◆ What the task requires ◆
Each line below should be reproduced without any alteration.

◆ Data shown ◆
☆ ☆ ☆ ☆ ☆ ☆ ☆

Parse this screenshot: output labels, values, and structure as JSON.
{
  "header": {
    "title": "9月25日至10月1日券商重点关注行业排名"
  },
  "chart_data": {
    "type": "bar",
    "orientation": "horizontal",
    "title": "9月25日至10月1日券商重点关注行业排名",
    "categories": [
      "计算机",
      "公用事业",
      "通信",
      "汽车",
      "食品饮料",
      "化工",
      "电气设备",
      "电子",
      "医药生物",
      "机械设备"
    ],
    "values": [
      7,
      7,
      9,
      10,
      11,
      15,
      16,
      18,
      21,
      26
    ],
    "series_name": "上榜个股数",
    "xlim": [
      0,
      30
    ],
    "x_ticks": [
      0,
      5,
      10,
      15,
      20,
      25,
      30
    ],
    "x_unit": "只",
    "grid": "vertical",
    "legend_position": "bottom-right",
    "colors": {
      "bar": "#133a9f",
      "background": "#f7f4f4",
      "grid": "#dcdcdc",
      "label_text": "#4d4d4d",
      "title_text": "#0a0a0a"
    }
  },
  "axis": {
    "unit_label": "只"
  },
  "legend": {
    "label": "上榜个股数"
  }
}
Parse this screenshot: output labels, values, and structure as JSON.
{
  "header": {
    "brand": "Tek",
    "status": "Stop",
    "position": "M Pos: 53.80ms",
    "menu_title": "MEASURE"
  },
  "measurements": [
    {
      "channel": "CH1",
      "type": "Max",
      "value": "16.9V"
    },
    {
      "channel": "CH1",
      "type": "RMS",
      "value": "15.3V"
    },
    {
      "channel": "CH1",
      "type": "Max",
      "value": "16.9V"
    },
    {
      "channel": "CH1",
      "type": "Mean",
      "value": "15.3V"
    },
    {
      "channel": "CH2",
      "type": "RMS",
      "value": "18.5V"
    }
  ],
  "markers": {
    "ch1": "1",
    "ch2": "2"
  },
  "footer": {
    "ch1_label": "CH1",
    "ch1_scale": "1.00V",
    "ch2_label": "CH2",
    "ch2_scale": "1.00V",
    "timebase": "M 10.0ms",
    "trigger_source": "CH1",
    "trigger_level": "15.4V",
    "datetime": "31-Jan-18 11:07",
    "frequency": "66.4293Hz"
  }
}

☆ ☆ ☆ ☆ ☆ ☆ ☆

◆ Reply ◆
Parse this screenshot: output labels, values, and structure as JSON.
{
  "header": {
    "title": "9月25日至10月1日券商重点关注行业排名"
  },
  "chart_data": {
    "type": "bar",
    "orientation": "horizontal",
    "title": "9月25日至10月1日券商重点关注行业排名",
    "categories": [
      "计算机",
      "公用事业",
      "通信",
      "汽车",
      "食品饮料",
      "化工",
      "电气设备",
      "电子",
      "医药生物",
      "机械设备"
    ],
    "values": [
      7,
      7,
      9,
      10,
      11,
      15,
      16,
      18,
      21,
      26
    ],
    "series_name": "上榜个股数",
    "xlim": [
      0,
      30
    ],
    "x_ticks": [
      0,
      5,
      10,
      15,
      20,
      25,
      30
    ],
    "x_unit": "只",
    "grid": "vertical",
    "legend_position": "bottom-right",
    "colors": {
      "bar": "#133a9f",
      "background": "#f7f4f4",
      "grid": "#dcdcdc",
      "label_text": "#4d4d4d",
      "title_text": "#0a0a0a"
    }
  },
  "axis": {
    "unit_label": "只"
  },
  "legend": {
    "label": "上榜个股数"
  }
}
Parse this screenshot: output labels, values, and structure as JSON.
{
  "header": {
    "brand": "Tek",
    "status": "Stop",
    "position": "M Pos: 53.80ms",
    "menu_title": "MEASURE"
  },
  "measurements": [
    {
      "channel": "CH1",
      "type": "Max",
      "value": "16.9V"
    },
    {
      "channel": "CH1",
      "type": "RMS",
      "value": "15.3V"
    },
    {
      "channel": "CH1",
      "type": "Max",
      "value": "16.9V"
    },
    {
      "channel": "CH1",
      "type": "Mean",
      "value": "15.3V"
    },
    {
      "channel": "CH2",
      "type": "RMS",
      "value": "18.5V"
    }
  ],
  "markers": {
    "ch1": "1",
    "ch2": "2"
  },
  "footer": {
    "ch1_label": "CH1",
    "ch1_scale": "1.00V",
    "ch2_label": "CH2",
    "ch2_scale": "1.00V",
    "timebase": "M 10.0ms",
    "trigger_source": "CH1",
    "trigger_level": "15.4V",
    "datetime": "31-Jan-18 11:07",
    "frequency": "66.4293Hz"
  }
}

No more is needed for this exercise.